Output the full listing word for word.

====== The input ======

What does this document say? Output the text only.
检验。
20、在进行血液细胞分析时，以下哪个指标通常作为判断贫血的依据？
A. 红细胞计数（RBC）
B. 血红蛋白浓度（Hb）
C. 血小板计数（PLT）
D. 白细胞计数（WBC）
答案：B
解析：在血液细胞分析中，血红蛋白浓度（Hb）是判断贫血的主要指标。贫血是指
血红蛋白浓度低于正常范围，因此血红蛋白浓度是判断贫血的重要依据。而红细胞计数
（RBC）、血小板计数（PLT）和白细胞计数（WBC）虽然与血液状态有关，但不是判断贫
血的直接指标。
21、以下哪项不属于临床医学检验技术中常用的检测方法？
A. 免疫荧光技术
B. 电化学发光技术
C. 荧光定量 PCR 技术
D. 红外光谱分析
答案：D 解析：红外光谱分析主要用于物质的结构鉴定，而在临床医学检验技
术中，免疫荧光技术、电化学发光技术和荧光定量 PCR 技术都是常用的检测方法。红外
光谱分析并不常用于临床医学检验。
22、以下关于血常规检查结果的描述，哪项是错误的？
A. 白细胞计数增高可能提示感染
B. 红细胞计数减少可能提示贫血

======

### Solution to the exercise:
What does this document say? Output the text only.
检验。
20、在进行血液细胞分析时，以下哪个指标通常作为判断贫血的依据？
A. 红细胞计数（RBC）
B. 血红蛋白浓度（Hb）
C. 血小板计数（PLT）
D. 白细胞计数（WBC）
答案：B
解析：在血液细胞分析中，血红蛋白浓度（Hb）是判断贫血的主要指标。贫血是指
血红蛋白浓度低于正常范围，因此血红蛋白浓度是判断贫血的重要依据。而红细胞计数
（RBC）、血小板计数（PLT）和白细胞计数（WBC）虽然与血液状态有关，但不是判断贫
血的直接指标。
21、以下哪项不属于临床医学检验技术中常用的检测方法？
A. 免疫荧光技术
B. 电化学发光技术
C. 荧光定量 PCR 技术
D. 红外光谱分析
答案：D 解析：红外光谱分析主要用于物质的结构鉴定，而在临床医学检验技
术中，免疫荧光技术、电化学发光技术和荧光定量 PCR 技术都是常用的检测方法。红外
光谱分析并不常用于临床医学检验。
22、以下关于血常规检查结果的描述，哪项是错误的？
A. 白细胞计数增高可能提示感染
B. 红细胞计数减少可能提示贫血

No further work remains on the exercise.